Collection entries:
------------------------------------

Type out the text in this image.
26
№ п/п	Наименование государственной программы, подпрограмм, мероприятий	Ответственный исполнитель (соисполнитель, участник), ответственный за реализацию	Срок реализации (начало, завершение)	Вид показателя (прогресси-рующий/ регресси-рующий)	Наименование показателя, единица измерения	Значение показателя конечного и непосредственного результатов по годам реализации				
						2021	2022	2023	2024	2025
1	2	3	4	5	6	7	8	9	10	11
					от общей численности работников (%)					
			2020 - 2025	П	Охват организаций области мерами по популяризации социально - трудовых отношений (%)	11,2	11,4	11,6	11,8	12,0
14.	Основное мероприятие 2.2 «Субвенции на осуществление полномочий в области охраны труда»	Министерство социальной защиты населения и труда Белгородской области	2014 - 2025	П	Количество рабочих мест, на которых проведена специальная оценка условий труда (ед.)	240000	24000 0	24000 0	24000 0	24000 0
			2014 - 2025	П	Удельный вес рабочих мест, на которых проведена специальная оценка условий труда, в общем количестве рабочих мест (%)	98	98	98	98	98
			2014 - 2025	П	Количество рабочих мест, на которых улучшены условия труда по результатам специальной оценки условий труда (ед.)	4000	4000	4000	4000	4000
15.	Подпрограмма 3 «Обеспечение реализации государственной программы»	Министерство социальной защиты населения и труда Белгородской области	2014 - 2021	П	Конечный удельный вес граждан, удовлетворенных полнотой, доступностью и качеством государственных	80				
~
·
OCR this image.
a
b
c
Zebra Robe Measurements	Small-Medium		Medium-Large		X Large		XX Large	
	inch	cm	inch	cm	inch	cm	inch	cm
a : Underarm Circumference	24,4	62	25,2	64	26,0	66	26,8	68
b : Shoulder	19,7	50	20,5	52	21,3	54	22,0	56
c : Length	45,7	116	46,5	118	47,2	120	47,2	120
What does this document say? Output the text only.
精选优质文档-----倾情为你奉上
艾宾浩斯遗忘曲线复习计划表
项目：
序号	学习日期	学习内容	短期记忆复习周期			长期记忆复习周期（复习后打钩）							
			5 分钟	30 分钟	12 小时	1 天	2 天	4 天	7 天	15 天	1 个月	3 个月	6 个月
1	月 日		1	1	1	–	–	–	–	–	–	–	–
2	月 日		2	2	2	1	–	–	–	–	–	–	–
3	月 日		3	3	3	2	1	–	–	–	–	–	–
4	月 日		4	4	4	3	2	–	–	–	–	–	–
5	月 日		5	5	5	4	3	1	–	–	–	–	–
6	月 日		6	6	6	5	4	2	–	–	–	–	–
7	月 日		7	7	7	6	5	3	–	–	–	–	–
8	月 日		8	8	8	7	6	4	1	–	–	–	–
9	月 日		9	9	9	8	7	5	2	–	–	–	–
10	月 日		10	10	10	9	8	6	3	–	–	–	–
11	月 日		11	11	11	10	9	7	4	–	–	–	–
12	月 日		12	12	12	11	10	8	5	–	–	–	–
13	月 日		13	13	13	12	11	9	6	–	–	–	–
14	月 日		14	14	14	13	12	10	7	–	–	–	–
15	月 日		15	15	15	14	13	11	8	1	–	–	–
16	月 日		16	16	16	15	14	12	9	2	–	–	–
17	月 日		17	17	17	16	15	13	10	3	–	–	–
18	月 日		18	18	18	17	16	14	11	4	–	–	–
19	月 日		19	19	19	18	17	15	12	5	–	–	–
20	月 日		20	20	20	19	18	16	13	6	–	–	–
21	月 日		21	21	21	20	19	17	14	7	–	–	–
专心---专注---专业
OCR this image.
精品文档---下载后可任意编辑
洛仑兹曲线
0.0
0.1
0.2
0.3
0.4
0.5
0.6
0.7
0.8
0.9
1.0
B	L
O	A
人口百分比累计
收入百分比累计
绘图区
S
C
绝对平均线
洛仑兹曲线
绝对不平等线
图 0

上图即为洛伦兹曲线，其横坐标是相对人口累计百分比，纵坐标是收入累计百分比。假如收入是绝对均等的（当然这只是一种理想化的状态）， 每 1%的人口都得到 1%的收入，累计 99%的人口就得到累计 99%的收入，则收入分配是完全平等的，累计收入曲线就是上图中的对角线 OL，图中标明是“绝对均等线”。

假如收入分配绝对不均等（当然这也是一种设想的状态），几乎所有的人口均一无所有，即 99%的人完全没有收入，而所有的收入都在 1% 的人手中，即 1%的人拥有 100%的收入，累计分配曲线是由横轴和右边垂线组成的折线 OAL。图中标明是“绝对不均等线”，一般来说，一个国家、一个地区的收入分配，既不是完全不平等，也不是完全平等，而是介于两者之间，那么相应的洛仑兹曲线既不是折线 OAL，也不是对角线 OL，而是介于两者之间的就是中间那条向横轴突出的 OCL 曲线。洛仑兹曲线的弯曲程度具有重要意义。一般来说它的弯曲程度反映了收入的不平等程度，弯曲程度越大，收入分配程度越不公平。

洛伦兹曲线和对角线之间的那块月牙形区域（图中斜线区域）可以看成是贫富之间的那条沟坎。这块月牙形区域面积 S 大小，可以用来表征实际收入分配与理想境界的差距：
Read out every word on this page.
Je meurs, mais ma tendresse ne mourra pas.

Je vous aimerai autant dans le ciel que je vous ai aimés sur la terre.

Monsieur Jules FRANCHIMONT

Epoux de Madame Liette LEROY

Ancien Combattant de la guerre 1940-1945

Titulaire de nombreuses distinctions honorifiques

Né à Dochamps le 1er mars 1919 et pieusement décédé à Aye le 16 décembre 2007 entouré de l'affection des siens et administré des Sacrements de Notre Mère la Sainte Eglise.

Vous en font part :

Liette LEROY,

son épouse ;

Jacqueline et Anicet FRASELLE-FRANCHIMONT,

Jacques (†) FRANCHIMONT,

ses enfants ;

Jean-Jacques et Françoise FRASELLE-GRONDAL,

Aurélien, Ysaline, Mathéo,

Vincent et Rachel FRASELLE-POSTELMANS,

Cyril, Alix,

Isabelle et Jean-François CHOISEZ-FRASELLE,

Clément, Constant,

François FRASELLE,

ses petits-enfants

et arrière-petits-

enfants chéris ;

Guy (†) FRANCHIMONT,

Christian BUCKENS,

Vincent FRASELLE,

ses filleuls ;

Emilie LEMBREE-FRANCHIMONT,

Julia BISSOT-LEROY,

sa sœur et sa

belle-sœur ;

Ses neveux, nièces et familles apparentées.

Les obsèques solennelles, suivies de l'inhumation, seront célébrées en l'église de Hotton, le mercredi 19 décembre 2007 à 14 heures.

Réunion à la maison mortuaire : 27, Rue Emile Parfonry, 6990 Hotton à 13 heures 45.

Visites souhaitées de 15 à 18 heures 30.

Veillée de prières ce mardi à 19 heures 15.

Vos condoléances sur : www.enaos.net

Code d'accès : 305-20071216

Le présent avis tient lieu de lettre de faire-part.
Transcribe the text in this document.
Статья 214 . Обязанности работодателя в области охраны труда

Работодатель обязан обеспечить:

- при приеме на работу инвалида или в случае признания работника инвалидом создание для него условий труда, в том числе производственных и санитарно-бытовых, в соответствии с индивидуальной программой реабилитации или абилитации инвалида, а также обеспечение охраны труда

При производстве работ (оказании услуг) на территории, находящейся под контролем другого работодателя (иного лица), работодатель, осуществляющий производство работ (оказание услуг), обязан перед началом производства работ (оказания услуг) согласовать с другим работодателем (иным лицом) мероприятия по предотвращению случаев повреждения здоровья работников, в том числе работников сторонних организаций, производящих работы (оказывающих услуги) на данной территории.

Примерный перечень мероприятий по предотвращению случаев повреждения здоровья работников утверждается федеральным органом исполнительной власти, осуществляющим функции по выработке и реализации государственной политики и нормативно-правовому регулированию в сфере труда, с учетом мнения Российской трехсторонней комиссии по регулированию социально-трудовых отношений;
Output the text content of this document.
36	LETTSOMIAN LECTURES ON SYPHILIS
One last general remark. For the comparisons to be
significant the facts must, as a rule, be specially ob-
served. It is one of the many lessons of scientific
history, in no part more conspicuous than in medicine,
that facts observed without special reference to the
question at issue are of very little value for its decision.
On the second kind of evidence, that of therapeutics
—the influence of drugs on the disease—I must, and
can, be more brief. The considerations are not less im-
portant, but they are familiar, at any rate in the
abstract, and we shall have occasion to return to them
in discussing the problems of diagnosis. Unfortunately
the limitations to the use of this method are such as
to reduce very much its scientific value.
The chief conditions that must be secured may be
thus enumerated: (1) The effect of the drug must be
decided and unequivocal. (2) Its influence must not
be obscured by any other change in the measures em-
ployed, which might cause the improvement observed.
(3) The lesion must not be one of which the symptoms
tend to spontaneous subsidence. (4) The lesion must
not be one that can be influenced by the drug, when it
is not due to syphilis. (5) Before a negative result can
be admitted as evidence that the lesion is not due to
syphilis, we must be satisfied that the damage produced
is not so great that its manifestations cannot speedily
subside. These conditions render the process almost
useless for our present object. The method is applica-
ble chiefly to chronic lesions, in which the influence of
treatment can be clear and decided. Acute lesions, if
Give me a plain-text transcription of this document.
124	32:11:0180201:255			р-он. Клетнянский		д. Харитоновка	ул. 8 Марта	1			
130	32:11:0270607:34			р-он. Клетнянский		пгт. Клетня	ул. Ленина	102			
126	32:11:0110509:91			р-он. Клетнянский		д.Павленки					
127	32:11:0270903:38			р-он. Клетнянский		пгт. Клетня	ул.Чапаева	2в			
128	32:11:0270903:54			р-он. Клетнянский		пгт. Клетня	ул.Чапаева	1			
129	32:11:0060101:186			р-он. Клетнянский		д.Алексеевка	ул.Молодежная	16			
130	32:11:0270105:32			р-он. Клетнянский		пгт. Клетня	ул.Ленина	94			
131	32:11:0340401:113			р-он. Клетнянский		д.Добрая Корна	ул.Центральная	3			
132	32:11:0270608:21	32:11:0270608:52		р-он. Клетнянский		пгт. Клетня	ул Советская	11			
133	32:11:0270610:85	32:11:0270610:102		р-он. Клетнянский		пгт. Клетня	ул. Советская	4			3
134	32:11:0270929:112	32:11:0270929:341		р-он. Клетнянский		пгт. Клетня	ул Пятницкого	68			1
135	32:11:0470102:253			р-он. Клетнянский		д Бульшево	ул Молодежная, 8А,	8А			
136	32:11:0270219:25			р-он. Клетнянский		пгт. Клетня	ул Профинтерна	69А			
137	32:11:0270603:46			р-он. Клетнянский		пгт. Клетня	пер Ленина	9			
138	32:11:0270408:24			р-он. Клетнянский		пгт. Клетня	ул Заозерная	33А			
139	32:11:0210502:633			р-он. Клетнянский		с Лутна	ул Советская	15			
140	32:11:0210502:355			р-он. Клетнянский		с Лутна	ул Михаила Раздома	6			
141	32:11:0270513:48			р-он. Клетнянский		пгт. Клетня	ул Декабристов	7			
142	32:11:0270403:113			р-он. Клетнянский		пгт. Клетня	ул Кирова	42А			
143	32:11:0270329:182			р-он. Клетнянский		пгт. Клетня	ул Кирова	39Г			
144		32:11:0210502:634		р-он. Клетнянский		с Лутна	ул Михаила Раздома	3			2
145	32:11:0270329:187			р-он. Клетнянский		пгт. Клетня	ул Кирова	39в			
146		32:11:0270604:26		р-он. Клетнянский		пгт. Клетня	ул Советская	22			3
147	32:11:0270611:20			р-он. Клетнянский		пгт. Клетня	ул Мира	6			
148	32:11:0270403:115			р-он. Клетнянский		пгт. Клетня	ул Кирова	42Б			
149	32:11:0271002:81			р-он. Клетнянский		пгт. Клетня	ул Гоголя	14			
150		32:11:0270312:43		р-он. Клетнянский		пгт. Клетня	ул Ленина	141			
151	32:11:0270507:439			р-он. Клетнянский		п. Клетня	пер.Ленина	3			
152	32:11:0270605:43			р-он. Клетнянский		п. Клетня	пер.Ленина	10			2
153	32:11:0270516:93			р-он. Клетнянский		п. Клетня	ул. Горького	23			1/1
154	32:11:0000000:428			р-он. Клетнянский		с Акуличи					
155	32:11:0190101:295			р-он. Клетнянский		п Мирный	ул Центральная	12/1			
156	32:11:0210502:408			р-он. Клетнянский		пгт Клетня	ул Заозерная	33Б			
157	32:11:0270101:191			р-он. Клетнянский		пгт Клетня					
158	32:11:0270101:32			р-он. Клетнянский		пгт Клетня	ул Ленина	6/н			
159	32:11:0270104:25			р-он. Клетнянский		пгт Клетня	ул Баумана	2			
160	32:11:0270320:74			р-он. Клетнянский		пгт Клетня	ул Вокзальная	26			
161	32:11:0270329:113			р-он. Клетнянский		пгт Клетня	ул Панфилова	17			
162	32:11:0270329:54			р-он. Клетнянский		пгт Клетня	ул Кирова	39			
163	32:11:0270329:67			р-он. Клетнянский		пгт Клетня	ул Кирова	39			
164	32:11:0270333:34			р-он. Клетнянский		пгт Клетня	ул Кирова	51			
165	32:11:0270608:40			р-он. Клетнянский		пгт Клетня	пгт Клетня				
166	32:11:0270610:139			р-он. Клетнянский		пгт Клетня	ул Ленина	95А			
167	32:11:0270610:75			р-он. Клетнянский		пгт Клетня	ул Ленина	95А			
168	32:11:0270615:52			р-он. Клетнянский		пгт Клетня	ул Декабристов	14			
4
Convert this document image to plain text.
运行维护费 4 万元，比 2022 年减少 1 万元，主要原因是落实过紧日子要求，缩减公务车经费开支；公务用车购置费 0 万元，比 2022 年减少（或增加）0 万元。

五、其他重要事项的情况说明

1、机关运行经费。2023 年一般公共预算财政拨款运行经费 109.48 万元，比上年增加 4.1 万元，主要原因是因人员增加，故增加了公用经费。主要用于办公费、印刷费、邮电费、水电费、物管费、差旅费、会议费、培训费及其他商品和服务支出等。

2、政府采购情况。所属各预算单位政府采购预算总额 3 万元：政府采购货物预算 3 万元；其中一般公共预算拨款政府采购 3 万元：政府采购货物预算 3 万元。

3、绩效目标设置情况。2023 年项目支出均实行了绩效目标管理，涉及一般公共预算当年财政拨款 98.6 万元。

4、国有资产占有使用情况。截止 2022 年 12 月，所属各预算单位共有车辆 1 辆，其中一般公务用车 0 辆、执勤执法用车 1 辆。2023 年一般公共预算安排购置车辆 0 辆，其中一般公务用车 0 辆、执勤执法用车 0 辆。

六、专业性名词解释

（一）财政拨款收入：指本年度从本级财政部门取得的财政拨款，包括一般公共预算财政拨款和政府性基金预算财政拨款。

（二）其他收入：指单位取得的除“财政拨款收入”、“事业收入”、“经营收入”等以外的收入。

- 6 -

------------------------------------

*WHAT NEEDS TO BE DONE*:
Show all lines from the listing above in which "document" appears.

*TASK OUTPUT*:
What does this document say? Output the text only.
Transcribe the text in this document.
Output the text content of this document.
Give me a plain-text transcription of this document.
Convert this document image to plain text.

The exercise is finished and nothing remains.